• **Problem requirements**
Restate, word for word, every line of the data.

>> begin

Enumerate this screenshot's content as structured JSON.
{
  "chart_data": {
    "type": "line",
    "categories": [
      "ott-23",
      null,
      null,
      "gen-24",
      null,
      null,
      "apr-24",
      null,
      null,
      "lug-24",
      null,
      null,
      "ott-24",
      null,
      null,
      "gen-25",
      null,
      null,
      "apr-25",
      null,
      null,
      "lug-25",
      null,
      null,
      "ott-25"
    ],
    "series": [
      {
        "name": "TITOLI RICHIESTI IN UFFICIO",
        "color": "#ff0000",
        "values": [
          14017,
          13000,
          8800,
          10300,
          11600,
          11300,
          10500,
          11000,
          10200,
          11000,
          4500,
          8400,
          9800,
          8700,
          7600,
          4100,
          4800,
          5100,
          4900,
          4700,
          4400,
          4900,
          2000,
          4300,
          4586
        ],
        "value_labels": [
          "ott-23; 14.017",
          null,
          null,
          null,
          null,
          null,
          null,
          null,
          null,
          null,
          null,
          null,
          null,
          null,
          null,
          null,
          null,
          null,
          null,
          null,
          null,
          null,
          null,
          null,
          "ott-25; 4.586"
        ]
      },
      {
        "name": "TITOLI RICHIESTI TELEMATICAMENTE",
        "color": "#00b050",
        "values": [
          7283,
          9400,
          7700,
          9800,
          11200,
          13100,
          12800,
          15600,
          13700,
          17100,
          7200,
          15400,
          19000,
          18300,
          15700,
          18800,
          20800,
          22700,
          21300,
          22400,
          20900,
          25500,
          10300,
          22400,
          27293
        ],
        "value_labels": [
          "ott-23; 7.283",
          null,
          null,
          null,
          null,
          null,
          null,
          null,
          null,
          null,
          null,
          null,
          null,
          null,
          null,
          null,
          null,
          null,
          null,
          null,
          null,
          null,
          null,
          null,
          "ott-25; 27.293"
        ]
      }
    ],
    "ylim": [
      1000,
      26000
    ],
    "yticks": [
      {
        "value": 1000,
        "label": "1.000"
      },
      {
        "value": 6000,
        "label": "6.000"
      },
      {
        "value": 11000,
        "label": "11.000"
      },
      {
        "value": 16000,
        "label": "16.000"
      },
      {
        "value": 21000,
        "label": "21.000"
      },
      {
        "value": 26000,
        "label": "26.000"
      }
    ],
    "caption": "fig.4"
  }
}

>> end

• **Complete response**
Enumerate this screenshot's content as structured JSON.
{
  "chart_data": {
    "type": "line",
    "categories": [
      "ott-23",
      null,
      null,
      "gen-24",
      null,
      null,
      "apr-24",
      null,
      null,
      "lug-24",
      null,
      null,
      "ott-24",
      null,
      null,
      "gen-25",
      null,
      null,
      "apr-25",
      null,
      null,
      "lug-25",
      null,
      null,
      "ott-25"
    ],
    "series": [
      {
        "name": "TITOLI RICHIESTI IN UFFICIO",
        "color": "#ff0000",
        "values": [
          14017,
          13000,
          8800,
          10300,
          11600,
          11300,
          10500,
          11000,
          10200,
          11000,
          4500,
          8400,
          9800,
          8700,
          7600,
          4100,
          4800,
          5100,
          4900,
          4700,
          4400,
          4900,
          2000,
          4300,
          4586
        ],
        "value_labels": [
          "ott-23; 14.017",
          null,
          null,
          null,
          null,
          null,
          null,
          null,
          null,
          null,
          null,
          null,
          null,
          null,
          null,
          null,
          null,
          null,
          null,
          null,
          null,
          null,
          null,
          null,
          "ott-25; 4.586"
        ]
      },
      {
        "name": "TITOLI RICHIESTI TELEMATICAMENTE",
        "color": "#00b050",
        "values": [
          7283,
          9400,
          7700,
          9800,
          11200,
          13100,
          12800,
          15600,
          13700,
          17100,
          7200,
          15400,
          19000,
          18300,
          15700,
          18800,
          20800,
          22700,
          21300,
          22400,
          20900,
          25500,
          10300,
          22400,
          27293
        ],
        "value_labels": [
          "ott-23; 7.283",
          null,
          null,
          null,
          null,
          null,
          null,
          null,
          null,
          null,
          null,
          null,
          null,
          null,
          null,
          null,
          null,
          null,
          null,
          null,
          null,
          null,
          null,
          null,
          "ott-25; 27.293"
        ]
      }
    ],
    "ylim": [
      1000,
      26000
    ],
    "yticks": [
      {
        "value": 1000,
        "label": "1.000"
      },
      {
        "value": 6000,
        "label": "6.000"
      },
      {
        "value": 11000,
        "label": "11.000"
      },
      {
        "value": 16000,
        "label": "16.000"
      },
      {
        "value": 21000,
        "label": "21.000"
      },
      {
        "value": 26000,
        "label": "26.000"
      }
    ],
    "caption": "fig.4"
  }
}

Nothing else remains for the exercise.